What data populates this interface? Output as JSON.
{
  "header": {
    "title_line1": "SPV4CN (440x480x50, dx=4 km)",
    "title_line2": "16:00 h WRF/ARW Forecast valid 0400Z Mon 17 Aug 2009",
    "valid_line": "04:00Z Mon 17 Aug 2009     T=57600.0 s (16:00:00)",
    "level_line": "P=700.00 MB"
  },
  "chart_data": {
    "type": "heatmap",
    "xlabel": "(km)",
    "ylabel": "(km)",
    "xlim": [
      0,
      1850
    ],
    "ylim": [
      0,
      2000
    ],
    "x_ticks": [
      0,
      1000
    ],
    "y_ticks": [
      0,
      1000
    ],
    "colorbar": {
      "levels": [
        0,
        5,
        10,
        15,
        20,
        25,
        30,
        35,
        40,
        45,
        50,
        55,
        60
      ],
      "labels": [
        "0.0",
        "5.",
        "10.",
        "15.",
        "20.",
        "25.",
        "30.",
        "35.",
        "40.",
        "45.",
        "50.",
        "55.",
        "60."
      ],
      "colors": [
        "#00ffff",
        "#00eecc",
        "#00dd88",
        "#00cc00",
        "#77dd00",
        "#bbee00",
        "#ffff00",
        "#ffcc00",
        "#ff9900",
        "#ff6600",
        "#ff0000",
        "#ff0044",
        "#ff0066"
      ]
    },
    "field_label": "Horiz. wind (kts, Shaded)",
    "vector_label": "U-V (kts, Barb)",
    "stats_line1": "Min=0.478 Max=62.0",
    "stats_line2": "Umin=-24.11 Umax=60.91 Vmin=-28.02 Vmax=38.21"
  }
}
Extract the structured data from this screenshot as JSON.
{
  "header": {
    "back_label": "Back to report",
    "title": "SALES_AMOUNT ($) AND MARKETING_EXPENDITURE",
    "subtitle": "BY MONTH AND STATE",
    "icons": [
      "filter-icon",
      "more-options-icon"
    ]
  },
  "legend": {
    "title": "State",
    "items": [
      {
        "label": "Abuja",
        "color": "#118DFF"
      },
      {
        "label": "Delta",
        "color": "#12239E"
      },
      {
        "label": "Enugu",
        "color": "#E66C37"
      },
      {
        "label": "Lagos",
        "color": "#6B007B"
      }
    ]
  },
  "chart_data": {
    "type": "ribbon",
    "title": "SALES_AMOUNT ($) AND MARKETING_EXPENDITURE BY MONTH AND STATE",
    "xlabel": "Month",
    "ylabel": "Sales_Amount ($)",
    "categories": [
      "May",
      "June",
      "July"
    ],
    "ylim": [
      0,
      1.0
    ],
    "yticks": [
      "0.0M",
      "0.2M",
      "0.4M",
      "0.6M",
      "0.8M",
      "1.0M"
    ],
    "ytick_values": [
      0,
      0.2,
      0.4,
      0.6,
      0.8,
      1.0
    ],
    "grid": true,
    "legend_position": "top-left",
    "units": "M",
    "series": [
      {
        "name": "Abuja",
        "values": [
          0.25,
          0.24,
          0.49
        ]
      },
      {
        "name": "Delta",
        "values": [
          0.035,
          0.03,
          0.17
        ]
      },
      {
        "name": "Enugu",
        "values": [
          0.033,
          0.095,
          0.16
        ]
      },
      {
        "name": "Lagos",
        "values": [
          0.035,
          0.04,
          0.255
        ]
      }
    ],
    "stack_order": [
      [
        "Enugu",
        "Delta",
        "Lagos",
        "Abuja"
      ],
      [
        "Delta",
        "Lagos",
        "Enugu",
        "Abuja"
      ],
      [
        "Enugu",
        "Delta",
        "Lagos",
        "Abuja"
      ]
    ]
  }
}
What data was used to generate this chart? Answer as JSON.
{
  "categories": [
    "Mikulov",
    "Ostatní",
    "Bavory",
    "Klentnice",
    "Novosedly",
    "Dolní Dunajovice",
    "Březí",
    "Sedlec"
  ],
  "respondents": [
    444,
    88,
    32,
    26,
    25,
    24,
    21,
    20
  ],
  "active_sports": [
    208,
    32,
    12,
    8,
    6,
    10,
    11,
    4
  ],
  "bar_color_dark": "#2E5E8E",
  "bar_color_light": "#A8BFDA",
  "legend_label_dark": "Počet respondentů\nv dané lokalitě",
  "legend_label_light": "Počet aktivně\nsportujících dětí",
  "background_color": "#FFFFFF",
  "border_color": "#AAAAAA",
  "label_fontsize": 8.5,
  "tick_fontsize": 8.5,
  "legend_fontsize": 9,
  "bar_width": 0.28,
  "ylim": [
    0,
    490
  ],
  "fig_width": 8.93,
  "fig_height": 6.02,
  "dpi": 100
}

= Problem requirements =
Output an exact copy of the lines beginning at the one that holds "What data was" and running through the final line of the records.

= The result =
What data was used to generate this chart? Answer as JSON.
{
  "categories": [
    "Mikulov",
    "Ostatní",
    "Bavory",
    "Klentnice",
    "Novosedly",
    "Dolní Dunajovice",
    "Březí",
    "Sedlec"
  ],
  "respondents": [
    444,
    88,
    32,
    26,
    25,
    24,
    21,
    20
  ],
  "active_sports": [
    208,
    32,
    12,
    8,
    6,
    10,
    11,
    4
  ],
  "bar_color_dark": "#2E5E8E",
  "bar_color_light": "#A8BFDA",
  "legend_label_dark": "Počet respondentů\nv dané lokalitě",
  "legend_label_light": "Počet aktivně\nsportujících dětí",
  "background_color": "#FFFFFF",
  "border_color": "#AAAAAA",
  "label_fontsize": 8.5,
  "tick_fontsize": 8.5,
  "legend_fontsize": 9,
  "bar_width": 0.28,
  "ylim": [
    0,
    490
  ],
  "fig_width": 8.93,
  "fig_height": 6.02,
  "dpi": 100
}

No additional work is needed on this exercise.